**Description of the task**
Reproduce the following material exactly, including every line.

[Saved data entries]
_____

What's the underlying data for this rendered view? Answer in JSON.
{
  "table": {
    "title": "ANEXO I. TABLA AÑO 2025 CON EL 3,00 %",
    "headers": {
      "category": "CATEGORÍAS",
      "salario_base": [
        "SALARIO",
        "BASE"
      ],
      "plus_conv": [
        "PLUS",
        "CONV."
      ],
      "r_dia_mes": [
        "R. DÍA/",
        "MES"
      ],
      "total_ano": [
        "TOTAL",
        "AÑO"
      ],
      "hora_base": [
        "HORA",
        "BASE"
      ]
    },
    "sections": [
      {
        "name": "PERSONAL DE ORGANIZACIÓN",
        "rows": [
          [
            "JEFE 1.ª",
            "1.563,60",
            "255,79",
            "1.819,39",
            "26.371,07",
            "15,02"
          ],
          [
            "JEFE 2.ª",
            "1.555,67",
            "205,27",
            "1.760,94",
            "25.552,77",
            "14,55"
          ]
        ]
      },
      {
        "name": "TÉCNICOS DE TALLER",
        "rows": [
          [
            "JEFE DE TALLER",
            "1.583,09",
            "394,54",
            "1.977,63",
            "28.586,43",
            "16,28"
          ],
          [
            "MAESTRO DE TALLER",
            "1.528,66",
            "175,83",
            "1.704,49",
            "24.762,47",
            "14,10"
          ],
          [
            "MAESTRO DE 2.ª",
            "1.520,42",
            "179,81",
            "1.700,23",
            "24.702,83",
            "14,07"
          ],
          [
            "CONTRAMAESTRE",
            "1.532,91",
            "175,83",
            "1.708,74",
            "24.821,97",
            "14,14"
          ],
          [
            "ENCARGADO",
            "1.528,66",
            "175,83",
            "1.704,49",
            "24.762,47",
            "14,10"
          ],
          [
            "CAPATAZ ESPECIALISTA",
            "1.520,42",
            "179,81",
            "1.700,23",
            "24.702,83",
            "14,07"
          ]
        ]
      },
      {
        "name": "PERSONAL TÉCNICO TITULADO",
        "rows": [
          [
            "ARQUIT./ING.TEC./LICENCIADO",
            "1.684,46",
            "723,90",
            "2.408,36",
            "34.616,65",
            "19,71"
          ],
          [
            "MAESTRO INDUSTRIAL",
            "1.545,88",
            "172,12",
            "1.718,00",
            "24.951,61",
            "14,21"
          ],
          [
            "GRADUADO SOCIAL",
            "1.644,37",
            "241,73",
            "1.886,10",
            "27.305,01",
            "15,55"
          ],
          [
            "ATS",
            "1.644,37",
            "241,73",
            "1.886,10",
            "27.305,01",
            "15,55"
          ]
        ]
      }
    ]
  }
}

_____

**Response to this task**
What's the underlying data for this rendered view? Answer in JSON.
{
  "table": {
    "title": "ANEXO I. TABLA AÑO 2025 CON EL 3,00 %",
    "headers": {
      "category": "CATEGORÍAS",
      "salario_base": [
        "SALARIO",
        "BASE"
      ],
      "plus_conv": [
        "PLUS",
        "CONV."
      ],
      "r_dia_mes": [
        "R. DÍA/",
        "MES"
      ],
      "total_ano": [
        "TOTAL",
        "AÑO"
      ],
      "hora_base": [
        "HORA",
        "BASE"
      ]
    },
    "sections": [
      {
        "name": "PERSONAL DE ORGANIZACIÓN",
        "rows": [
          [
            "JEFE 1.ª",
            "1.563,60",
            "255,79",
            "1.819,39",
            "26.371,07",
            "15,02"
          ],
          [
            "JEFE 2.ª",
            "1.555,67",
            "205,27",
            "1.760,94",
            "25.552,77",
            "14,55"
          ]
        ]
      },
      {
        "name": "TÉCNICOS DE TALLER",
        "rows": [
          [
            "JEFE DE TALLER",
            "1.583,09",
            "394,54",
            "1.977,63",
            "28.586,43",
            "16,28"
          ],
          [
            "MAESTRO DE TALLER",
            "1.528,66",
            "175,83",
            "1.704,49",
            "24.762,47",
            "14,10"
          ],
          [
            "MAESTRO DE 2.ª",
            "1.520,42",
            "179,81",
            "1.700,23",
            "24.702,83",
            "14,07"
          ],
          [
            "CONTRAMAESTRE",
            "1.532,91",
            "175,83",
            "1.708,74",
            "24.821,97",
            "14,14"
          ],
          [
            "ENCARGADO",
            "1.528,66",
            "175,83",
            "1.704,49",
            "24.762,47",
            "14,10"
          ],
          [
            "CAPATAZ ESPECIALISTA",
            "1.520,42",
            "179,81",
            "1.700,23",
            "24.702,83",
            "14,07"
          ]
        ]
      },
      {
        "name": "PERSONAL TÉCNICO TITULADO",
        "rows": [
          [
            "ARQUIT./ING.TEC./LICENCIADO",
            "1.684,46",
            "723,90",
            "2.408,36",
            "34.616,65",
            "19,71"
          ],
          [
            "MAESTRO INDUSTRIAL",
            "1.545,88",
            "172,12",
            "1.718,00",
            "24.951,61",
            "14,21"
          ],
          [
            "GRADUADO SOCIAL",
            "1.644,37",
            "241,73",
            "1.886,10",
            "27.305,01",
            "15,55"
          ],
          [
            "ATS",
            "1.644,37",
            "241,73",
            "1.886,10",
            "27.305,01",
            "15,55"
          ]
        ]
      }
    ]
  }
}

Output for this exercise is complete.